=== PROBLEM DETAILS ===
Output all entries verbatim. Skip pictures.

=== WORKING DATA ===
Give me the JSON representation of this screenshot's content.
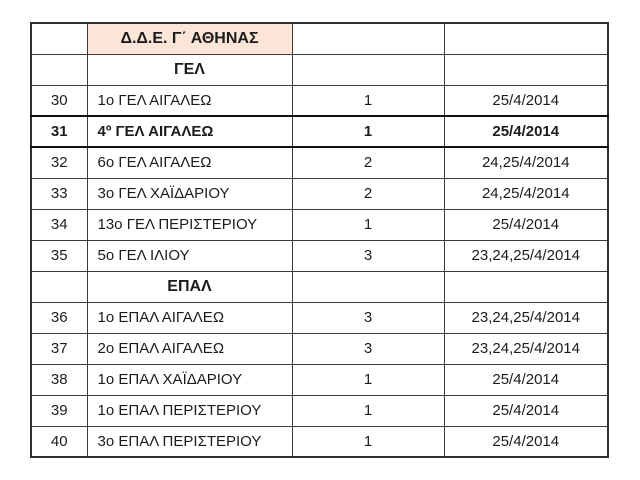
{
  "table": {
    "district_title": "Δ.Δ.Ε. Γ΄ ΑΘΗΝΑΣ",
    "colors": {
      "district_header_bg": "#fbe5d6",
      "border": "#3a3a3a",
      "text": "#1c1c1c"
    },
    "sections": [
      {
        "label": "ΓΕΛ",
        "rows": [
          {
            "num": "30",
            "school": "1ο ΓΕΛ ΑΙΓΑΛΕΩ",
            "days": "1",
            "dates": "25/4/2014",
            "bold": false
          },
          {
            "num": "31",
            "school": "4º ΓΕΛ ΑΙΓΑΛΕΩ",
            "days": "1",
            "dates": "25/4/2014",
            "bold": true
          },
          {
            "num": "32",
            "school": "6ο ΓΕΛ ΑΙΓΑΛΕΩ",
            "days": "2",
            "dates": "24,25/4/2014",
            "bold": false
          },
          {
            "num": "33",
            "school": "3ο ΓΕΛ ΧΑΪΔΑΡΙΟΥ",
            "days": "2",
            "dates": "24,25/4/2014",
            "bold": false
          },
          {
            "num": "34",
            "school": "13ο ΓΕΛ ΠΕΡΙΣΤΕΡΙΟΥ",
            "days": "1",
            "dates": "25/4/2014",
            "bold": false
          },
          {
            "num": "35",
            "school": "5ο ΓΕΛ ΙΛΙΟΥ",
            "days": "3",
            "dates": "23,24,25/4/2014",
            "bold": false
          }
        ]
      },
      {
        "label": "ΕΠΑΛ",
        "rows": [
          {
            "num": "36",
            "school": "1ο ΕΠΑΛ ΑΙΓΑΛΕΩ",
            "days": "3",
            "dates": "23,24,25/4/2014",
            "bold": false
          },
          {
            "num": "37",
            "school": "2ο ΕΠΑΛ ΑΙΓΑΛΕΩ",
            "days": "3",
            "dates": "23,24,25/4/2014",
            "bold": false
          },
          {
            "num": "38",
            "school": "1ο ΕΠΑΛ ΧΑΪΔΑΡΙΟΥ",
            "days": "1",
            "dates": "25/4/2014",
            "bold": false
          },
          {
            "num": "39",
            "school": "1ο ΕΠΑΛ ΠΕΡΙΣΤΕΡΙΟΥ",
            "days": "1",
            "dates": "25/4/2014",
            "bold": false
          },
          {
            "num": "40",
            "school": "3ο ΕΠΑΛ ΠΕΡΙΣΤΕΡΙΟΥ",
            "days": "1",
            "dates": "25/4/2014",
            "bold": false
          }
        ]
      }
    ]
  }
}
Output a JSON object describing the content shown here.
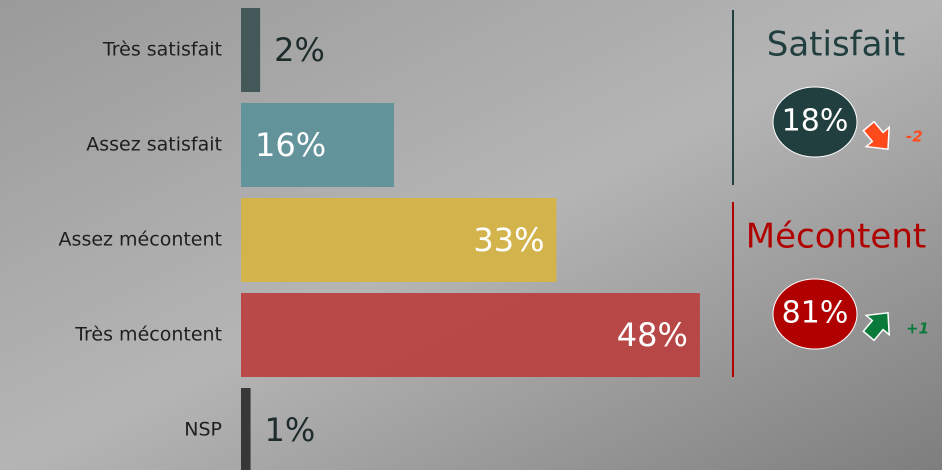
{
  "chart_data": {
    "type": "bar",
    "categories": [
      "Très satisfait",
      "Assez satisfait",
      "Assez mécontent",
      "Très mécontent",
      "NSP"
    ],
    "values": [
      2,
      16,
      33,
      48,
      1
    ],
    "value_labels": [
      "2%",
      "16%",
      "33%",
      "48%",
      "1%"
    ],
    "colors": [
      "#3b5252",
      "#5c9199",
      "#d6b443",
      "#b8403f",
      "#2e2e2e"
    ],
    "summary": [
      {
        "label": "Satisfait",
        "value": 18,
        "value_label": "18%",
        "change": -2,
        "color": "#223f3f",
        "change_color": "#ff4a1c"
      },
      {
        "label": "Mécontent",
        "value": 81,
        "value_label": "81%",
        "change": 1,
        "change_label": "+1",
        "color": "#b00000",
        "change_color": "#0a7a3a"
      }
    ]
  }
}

=== EXERCISE RESPONSE ===
Give me the JSON representation of this screenshot's content.
{
  "table": {
    "district_title": "Δ.Δ.Ε. Γ΄ ΑΘΗΝΑΣ",
    "colors": {
      "district_header_bg": "#fbe5d6",
      "border": "#3a3a3a",
      "text": "#1c1c1c"
    },
    "sections": [
      {
        "label": "ΓΕΛ",
        "rows": [
          {
            "num": "30",
            "school": "1ο ΓΕΛ ΑΙΓΑΛΕΩ",
            "days": "1",
            "dates": "25/4/2014",
            "bold": false
          },
          {
            "num": "31",
            "school": "4º ΓΕΛ ΑΙΓΑΛΕΩ",
            "days": "1",
            "dates": "25/4/2014",
            "bold": true
          },
          {
            "num": "32",
            "school": "6ο ΓΕΛ ΑΙΓΑΛΕΩ",
            "days": "2",
            "dates": "24,25/4/2014",
            "bold": false
          },
          {
            "num": "33",
            "school": "3ο ΓΕΛ ΧΑΪΔΑΡΙΟΥ",
            "days": "2",
            "dates": "24,25/4/2014",
            "bold": false
          },
          {
            "num": "34",
            "school": "13ο ΓΕΛ ΠΕΡΙΣΤΕΡΙΟΥ",
            "days": "1",
            "dates": "25/4/2014",
            "bold": false
          },
          {
            "num": "35",
            "school": "5ο ΓΕΛ ΙΛΙΟΥ",
            "days": "3",
            "dates": "23,24,25/4/2014",
            "bold": false
          }
        ]
      },
      {
        "label": "ΕΠΑΛ",
        "rows": [
          {
            "num": "36",
            "school": "1ο ΕΠΑΛ ΑΙΓΑΛΕΩ",
            "days": "3",
            "dates": "23,24,25/4/2014",
            "bold": false
          },
          {
            "num": "37",
            "school": "2ο ΕΠΑΛ ΑΙΓΑΛΕΩ",
            "days": "3",
            "dates": "23,24,25/4/2014",
            "bold": false
          },
          {
            "num": "38",
            "school": "1ο ΕΠΑΛ ΧΑΪΔΑΡΙΟΥ",
            "days": "1",
            "dates": "25/4/2014",
            "bold": false
          },
          {
            "num": "39",
            "school": "1ο ΕΠΑΛ ΠΕΡΙΣΤΕΡΙΟΥ",
            "days": "1",
            "dates": "25/4/2014",
            "bold": false
          },
          {
            "num": "40",
            "school": "3ο ΕΠΑΛ ΠΕΡΙΣΤΕΡΙΟΥ",
            "days": "1",
            "dates": "25/4/2014",
            "bold": false
          }
        ]
      }
    ]
  }
}
Output a JSON object describing the content shown here.
{
  "chart_data": {
    "type": "bar",
    "categories": [
      "Très satisfait",
      "Assez satisfait",
      "Assez mécontent",
      "Très mécontent",
      "NSP"
    ],
    "values": [
      2,
      16,
      33,
      48,
      1
    ],
    "value_labels": [
      "2%",
      "16%",
      "33%",
      "48%",
      "1%"
    ],
    "colors": [
      "#3b5252",
      "#5c9199",
      "#d6b443",
      "#b8403f",
      "#2e2e2e"
    ],
    "summary": [
      {
        "label": "Satisfait",
        "value": 18,
        "value_label": "18%",
        "change": -2,
        "color": "#223f3f",
        "change_color": "#ff4a1c"
      },
      {
        "label": "Mécontent",
        "value": 81,
        "value_label": "81%",
        "change": 1,
        "change_label": "+1",
        "color": "#b00000",
        "change_color": "#0a7a3a"
      }
    ]
  }
}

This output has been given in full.